Quote every line as given.
------ MATERIAL PROVIDED ------
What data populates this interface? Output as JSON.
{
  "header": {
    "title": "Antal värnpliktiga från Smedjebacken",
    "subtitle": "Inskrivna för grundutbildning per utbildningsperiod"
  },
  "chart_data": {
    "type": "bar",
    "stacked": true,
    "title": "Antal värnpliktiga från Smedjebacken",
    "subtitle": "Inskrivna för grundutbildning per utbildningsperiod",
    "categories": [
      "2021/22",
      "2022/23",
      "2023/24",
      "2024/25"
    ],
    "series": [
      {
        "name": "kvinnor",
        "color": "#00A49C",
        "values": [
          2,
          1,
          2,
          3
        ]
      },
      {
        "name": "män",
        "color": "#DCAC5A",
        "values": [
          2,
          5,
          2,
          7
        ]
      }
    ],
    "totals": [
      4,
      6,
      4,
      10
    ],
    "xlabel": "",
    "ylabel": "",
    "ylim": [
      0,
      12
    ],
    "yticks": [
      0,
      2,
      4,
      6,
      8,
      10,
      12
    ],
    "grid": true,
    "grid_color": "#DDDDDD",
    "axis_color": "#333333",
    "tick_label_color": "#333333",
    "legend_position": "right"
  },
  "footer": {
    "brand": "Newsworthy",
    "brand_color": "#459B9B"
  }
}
------
(SOLUTION FOR THIS PROBLEM)
What data populates this interface? Output as JSON.
{
  "header": {
    "title": "Antal värnpliktiga från Smedjebacken",
    "subtitle": "Inskrivna för grundutbildning per utbildningsperiod"
  },
  "chart_data": {
    "type": "bar",
    "stacked": true,
    "title": "Antal värnpliktiga från Smedjebacken",
    "subtitle": "Inskrivna för grundutbildning per utbildningsperiod",
    "categories": [
      "2021/22",
      "2022/23",
      "2023/24",
      "2024/25"
    ],
    "series": [
      {
        "name": "kvinnor",
        "color": "#00A49C",
        "values": [
          2,
          1,
          2,
          3
        ]
      },
      {
        "name": "män",
        "color": "#DCAC5A",
        "values": [
          2,
          5,
          2,
          7
        ]
      }
    ],
    "totals": [
      4,
      6,
      4,
      10
    ],
    "xlabel": "",
    "ylabel": "",
    "ylim": [
      0,
      12
    ],
    "yticks": [
      0,
      2,
      4,
      6,
      8,
      10,
      12
    ],
    "grid": true,
    "grid_color": "#DDDDDD",
    "axis_color": "#333333",
    "tick_label_color": "#333333",
    "legend_position": "right"
  },
  "footer": {
    "brand": "Newsworthy",
    "brand_color": "#459B9B"
  }
}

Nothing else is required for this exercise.